(Stated problem) Quote the entries in full, character for character, without their images.

(Data lines)

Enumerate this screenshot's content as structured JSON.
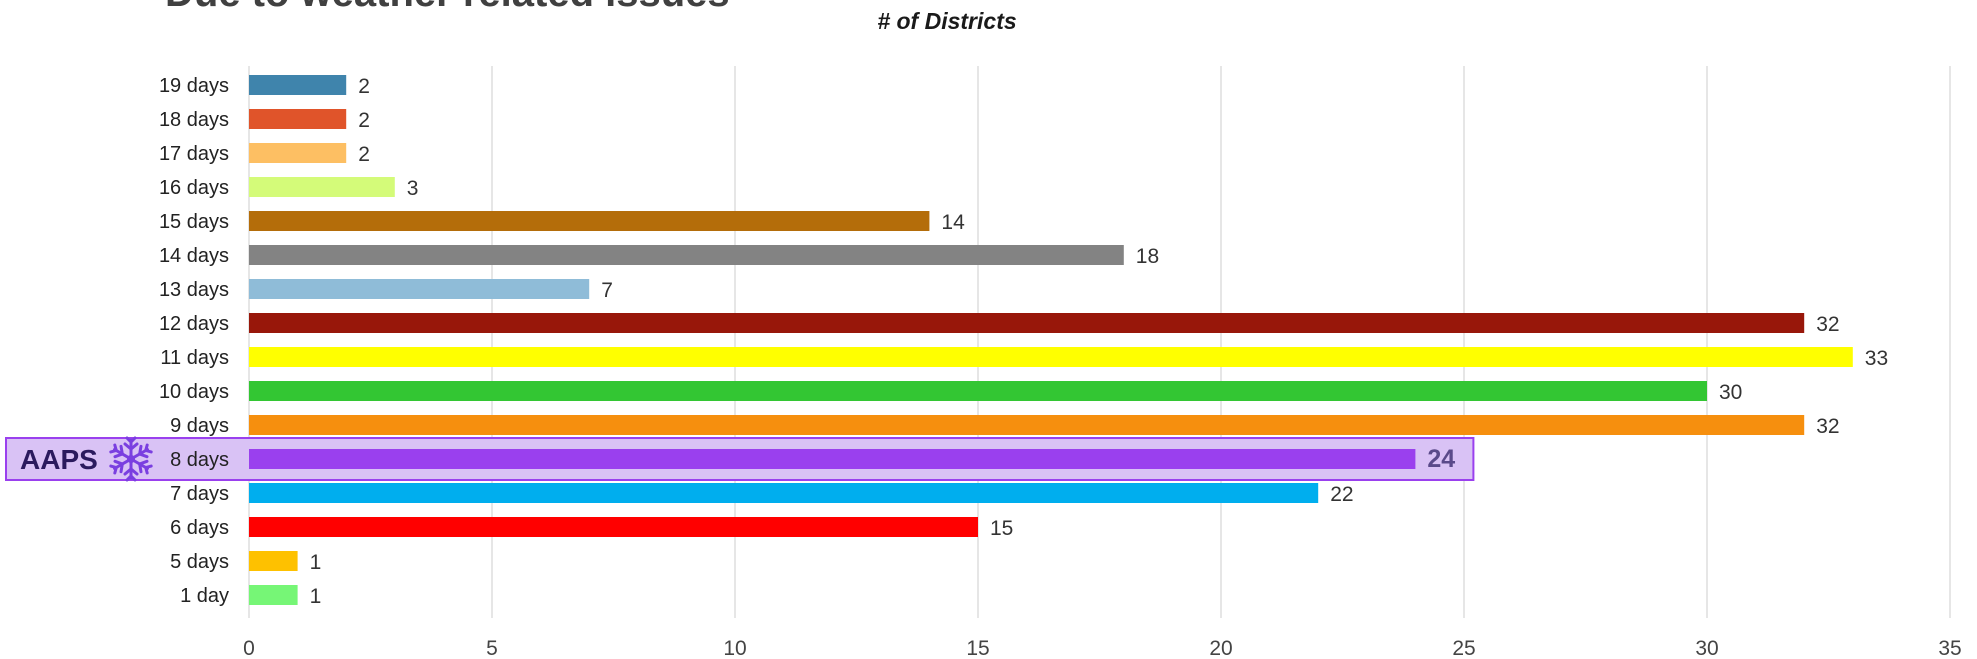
{
  "chart_data": {
    "type": "bar",
    "orientation": "horizontal",
    "title": "Due to weather related issues",
    "xlabel": "# of Districts",
    "ylabel": "",
    "xlim": [
      0,
      35
    ],
    "xticks": [
      0,
      5,
      10,
      15,
      20,
      25,
      30,
      35
    ],
    "grid": true,
    "categories": [
      "19 days",
      "18 days",
      "17 days",
      "16 days",
      "15 days",
      "14 days",
      "13 days",
      "12 days",
      "11 days",
      "10 days",
      "9 days",
      "8 days",
      "7 days",
      "6 days",
      "5 days",
      "1 day"
    ],
    "values": [
      2,
      2,
      2,
      3,
      14,
      18,
      7,
      32,
      33,
      30,
      32,
      24,
      22,
      15,
      1,
      1
    ],
    "colors": [
      "#3f84ac",
      "#e0542a",
      "#fdbf63",
      "#d4fb79",
      "#b46d0a",
      "#838383",
      "#8fbcd8",
      "#98170a",
      "#ffff00",
      "#33c633",
      "#f68f0e",
      "#9a40ee",
      "#00aeee",
      "#ff0000",
      "#fec100",
      "#76f676"
    ],
    "highlight": {
      "category": "8 days",
      "label": "AAPS",
      "icon": "snowflake-icon",
      "fill": "#d9c2f5",
      "border": "#9a40ee"
    }
  }
}
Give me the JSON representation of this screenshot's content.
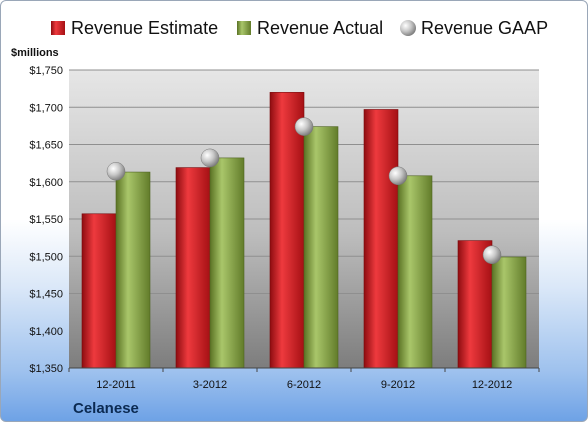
{
  "chart_data": {
    "type": "bar",
    "unit_label": "$millions",
    "company": "Celanese",
    "categories": [
      "12-2011",
      "3-2012",
      "6-2012",
      "9-2012",
      "12-2012"
    ],
    "series": [
      {
        "name": "Revenue Estimate",
        "kind": "bar",
        "color": "#d01820",
        "values": [
          1557,
          1619,
          1720,
          1697,
          1521
        ]
      },
      {
        "name": "Revenue Actual",
        "kind": "bar",
        "color": "#7e9e3c",
        "values": [
          1613,
          1632,
          1674,
          1608,
          1499
        ]
      },
      {
        "name": "Revenue GAAP",
        "kind": "marker",
        "color": "#a9a9a9",
        "values": [
          1614,
          1632,
          1674,
          1608,
          1502
        ]
      }
    ],
    "ylim": [
      1350,
      1750
    ],
    "yticks": [
      1350,
      1400,
      1450,
      1500,
      1550,
      1600,
      1650,
      1700,
      1750
    ],
    "ytick_labels": [
      "$1,350",
      "$1,400",
      "$1,450",
      "$1,500",
      "$1,550",
      "$1,600",
      "$1,650",
      "$1,700",
      "$1,750"
    ],
    "grid": true,
    "legend_position": "top"
  }
}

(Written solution)
Enumerate this screenshot's content as structured JSON.
{
  "chart_data": {
    "type": "bar",
    "orientation": "horizontal",
    "title": "Due to weather related issues",
    "xlabel": "# of Districts",
    "ylabel": "",
    "xlim": [
      0,
      35
    ],
    "xticks": [
      0,
      5,
      10,
      15,
      20,
      25,
      30,
      35
    ],
    "grid": true,
    "categories": [
      "19 days",
      "18 days",
      "17 days",
      "16 days",
      "15 days",
      "14 days",
      "13 days",
      "12 days",
      "11 days",
      "10 days",
      "9 days",
      "8 days",
      "7 days",
      "6 days",
      "5 days",
      "1 day"
    ],
    "values": [
      2,
      2,
      2,
      3,
      14,
      18,
      7,
      32,
      33,
      30,
      32,
      24,
      22,
      15,
      1,
      1
    ],
    "colors": [
      "#3f84ac",
      "#e0542a",
      "#fdbf63",
      "#d4fb79",
      "#b46d0a",
      "#838383",
      "#8fbcd8",
      "#98170a",
      "#ffff00",
      "#33c633",
      "#f68f0e",
      "#9a40ee",
      "#00aeee",
      "#ff0000",
      "#fec100",
      "#76f676"
    ],
    "highlight": {
      "category": "8 days",
      "label": "AAPS",
      "icon": "snowflake-icon",
      "fill": "#d9c2f5",
      "border": "#9a40ee"
    }
  }
}
Give me the JSON representation of this screenshot's content.
{
  "chart_data": {
    "type": "bar",
    "unit_label": "$millions",
    "company": "Celanese",
    "categories": [
      "12-2011",
      "3-2012",
      "6-2012",
      "9-2012",
      "12-2012"
    ],
    "series": [
      {
        "name": "Revenue Estimate",
        "kind": "bar",
        "color": "#d01820",
        "values": [
          1557,
          1619,
          1720,
          1697,
          1521
        ]
      },
      {
        "name": "Revenue Actual",
        "kind": "bar",
        "color": "#7e9e3c",
        "values": [
          1613,
          1632,
          1674,
          1608,
          1499
        ]
      },
      {
        "name": "Revenue GAAP",
        "kind": "marker",
        "color": "#a9a9a9",
        "values": [
          1614,
          1632,
          1674,
          1608,
          1502
        ]
      }
    ],
    "ylim": [
      1350,
      1750
    ],
    "yticks": [
      1350,
      1400,
      1450,
      1500,
      1550,
      1600,
      1650,
      1700,
      1750
    ],
    "ytick_labels": [
      "$1,350",
      "$1,400",
      "$1,450",
      "$1,500",
      "$1,550",
      "$1,600",
      "$1,650",
      "$1,700",
      "$1,750"
    ],
    "grid": true,
    "legend_position": "top"
  }
}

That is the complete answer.